**Task requirements:**
Copy out each line of the material below that holds the string "smalle".

(Stored records)
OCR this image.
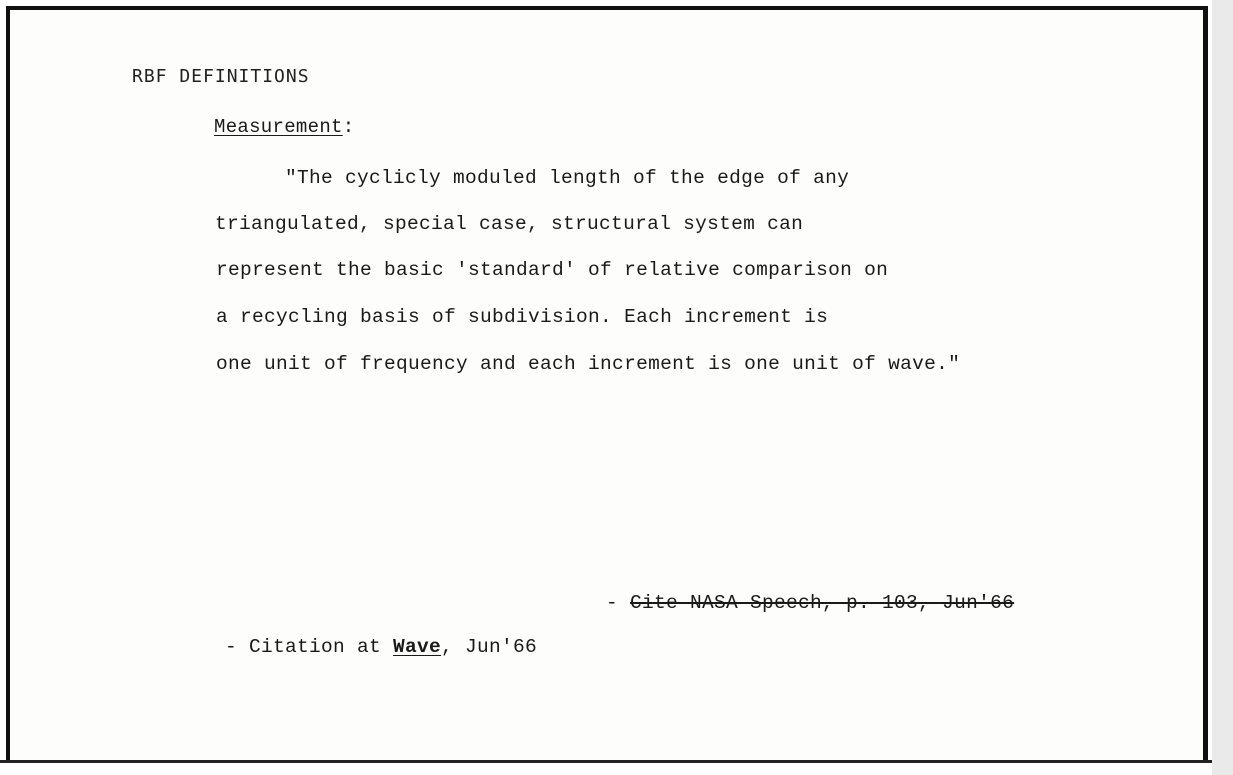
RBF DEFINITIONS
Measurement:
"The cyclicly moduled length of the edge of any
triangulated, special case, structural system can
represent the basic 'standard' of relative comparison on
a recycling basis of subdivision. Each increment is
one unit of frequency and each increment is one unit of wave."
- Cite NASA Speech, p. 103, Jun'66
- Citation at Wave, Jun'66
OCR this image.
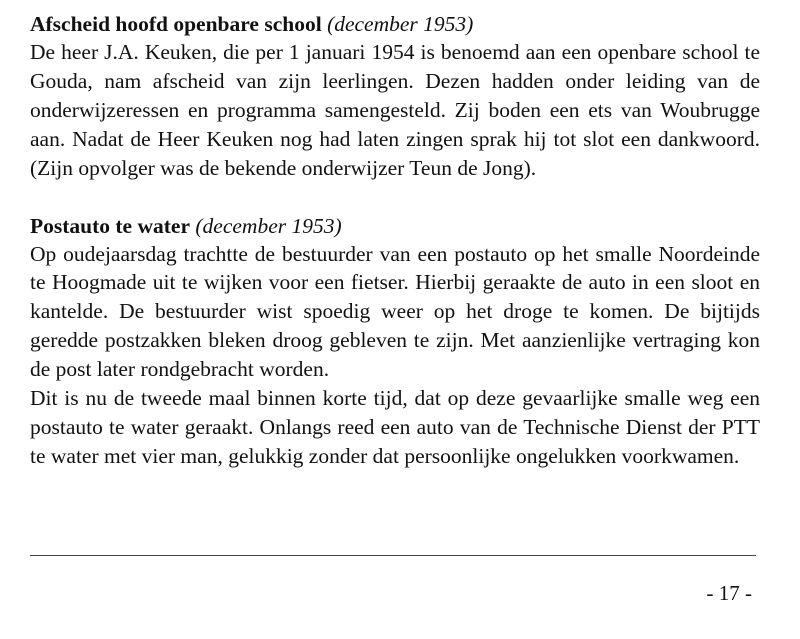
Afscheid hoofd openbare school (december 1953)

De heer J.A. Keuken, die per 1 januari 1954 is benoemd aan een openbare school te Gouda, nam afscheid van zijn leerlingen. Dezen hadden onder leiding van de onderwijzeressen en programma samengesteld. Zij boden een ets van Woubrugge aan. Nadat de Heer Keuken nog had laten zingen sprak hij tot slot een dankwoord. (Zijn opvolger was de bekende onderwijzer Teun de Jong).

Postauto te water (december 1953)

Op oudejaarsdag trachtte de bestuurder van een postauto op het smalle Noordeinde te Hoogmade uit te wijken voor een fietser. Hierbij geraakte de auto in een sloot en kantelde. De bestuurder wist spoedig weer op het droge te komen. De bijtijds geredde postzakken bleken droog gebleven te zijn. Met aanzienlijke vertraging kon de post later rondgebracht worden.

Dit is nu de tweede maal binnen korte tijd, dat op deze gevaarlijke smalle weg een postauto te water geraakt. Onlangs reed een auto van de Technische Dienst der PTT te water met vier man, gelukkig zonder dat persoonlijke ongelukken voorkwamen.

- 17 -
==
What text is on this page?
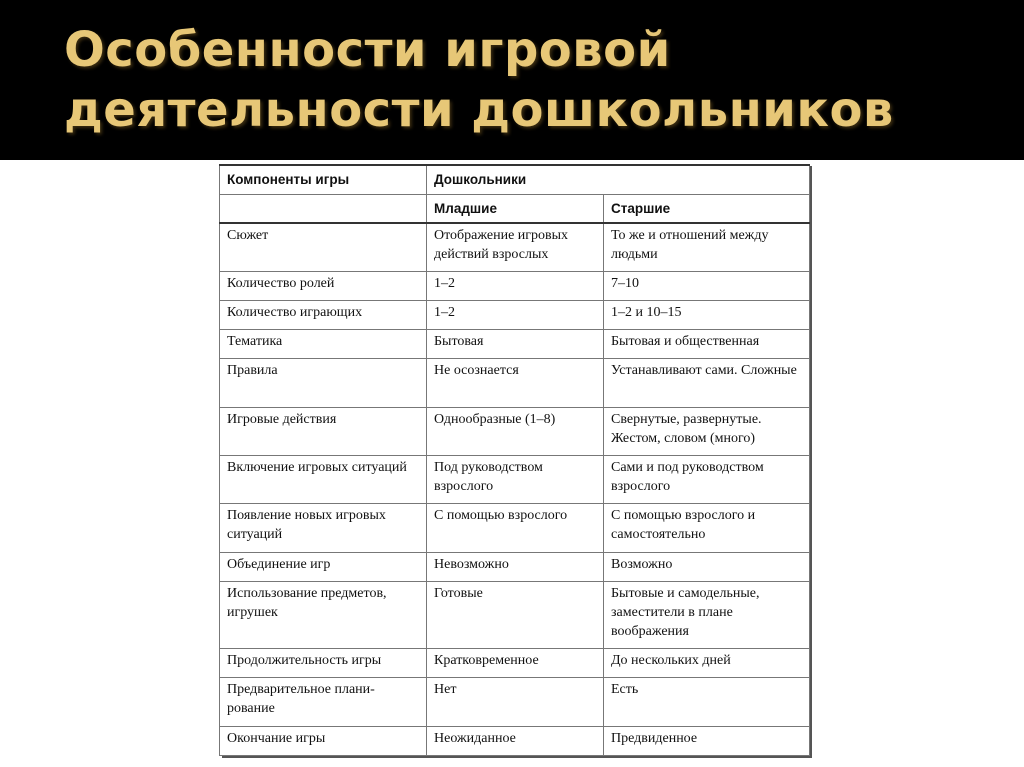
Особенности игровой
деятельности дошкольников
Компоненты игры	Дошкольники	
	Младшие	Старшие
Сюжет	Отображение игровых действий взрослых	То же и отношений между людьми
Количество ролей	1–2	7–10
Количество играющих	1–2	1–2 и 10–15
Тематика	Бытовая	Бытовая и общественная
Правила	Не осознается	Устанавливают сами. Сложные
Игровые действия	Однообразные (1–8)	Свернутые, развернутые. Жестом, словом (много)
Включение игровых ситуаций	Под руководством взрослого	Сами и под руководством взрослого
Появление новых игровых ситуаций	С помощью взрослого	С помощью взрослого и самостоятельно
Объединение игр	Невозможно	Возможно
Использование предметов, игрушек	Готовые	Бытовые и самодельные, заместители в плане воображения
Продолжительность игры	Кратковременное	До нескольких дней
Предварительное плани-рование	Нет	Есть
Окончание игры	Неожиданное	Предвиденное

**Result:**
Op oudejaarsdag trachtte de bestuurder van een postauto op het smalle Noordeinde te Hoogmade uit te wijken voor een fietser. Hierbij geraakte de auto in een sloot en kantelde. De bestuurder wist spoedig weer op het droge te komen. De bijtijds geredde postzakken bleken droog gebleven te zijn. Met aanzienlijke vertraging kon de post later rondgebracht worden.
Dit is nu de tweede maal binnen korte tijd, dat op deze gevaarlijke smalle weg een postauto te water geraakt. Onlangs reed een auto van de Technische Dienst der PTT te water met vier man, gelukkig zonder dat persoonlijke ongelukken voorkwamen.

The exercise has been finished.